WHAT IS ASKED - Extract each line of the data and write it out again exactly.

EXTRACTED MATERIAL -
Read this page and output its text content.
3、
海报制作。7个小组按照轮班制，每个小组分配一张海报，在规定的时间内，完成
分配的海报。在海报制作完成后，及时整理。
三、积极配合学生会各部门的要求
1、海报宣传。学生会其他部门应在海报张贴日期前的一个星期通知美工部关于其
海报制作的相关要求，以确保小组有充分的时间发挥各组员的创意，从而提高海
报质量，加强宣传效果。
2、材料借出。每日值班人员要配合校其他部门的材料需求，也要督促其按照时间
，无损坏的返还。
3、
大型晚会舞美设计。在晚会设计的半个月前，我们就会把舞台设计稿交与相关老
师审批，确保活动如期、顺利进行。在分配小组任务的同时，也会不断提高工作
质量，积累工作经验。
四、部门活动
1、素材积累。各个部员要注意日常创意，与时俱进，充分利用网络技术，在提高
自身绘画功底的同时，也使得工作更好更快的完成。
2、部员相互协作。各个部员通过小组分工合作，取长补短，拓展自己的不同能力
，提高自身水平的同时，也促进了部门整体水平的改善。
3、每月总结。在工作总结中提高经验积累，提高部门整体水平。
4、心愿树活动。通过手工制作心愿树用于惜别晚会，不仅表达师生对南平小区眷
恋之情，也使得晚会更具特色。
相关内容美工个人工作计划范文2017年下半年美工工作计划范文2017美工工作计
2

WRITTEN ANSWER -
Read this page and output its text content.
3、
海报制作。7个小组按照轮班制，每个小组分配一张海报，在规定的时间内，完成
分配的海报。在海报制作完成后，及时整理。
三、积极配合学生会各部门的要求
1、海报宣传。学生会其他部门应在海报张贴日期前的一个星期通知美工部关于其
海报制作的相关要求，以确保小组有充分的时间发挥各组员的创意，从而提高海
报质量，加强宣传效果。
2、材料借出。每日值班人员要配合校其他部门的材料需求，也要督促其按照时间
，无损坏的返还。
3、
大型晚会舞美设计。在晚会设计的半个月前，我们就会把舞台设计稿交与相关老
师审批，确保活动如期、顺利进行。在分配小组任务的同时，也会不断提高工作
质量，积累工作经验。
四、部门活动
1、素材积累。各个部员要注意日常创意，与时俱进，充分利用网络技术，在提高
自身绘画功底的同时，也使得工作更好更快的完成。
2、部员相互协作。各个部员通过小组分工合作，取长补短，拓展自己的不同能力
，提高自身水平的同时，也促进了部门整体水平的改善。
3、每月总结。在工作总结中提高经验积累，提高部门整体水平。
4、心愿树活动。通过手工制作心愿树用于惜别晚会，不仅表达师生对南平小区眷
恋之情，也使得晚会更具特色。
相关内容美工个人工作计划范文2017年下半年美工工作计划范文2017美工工作计
2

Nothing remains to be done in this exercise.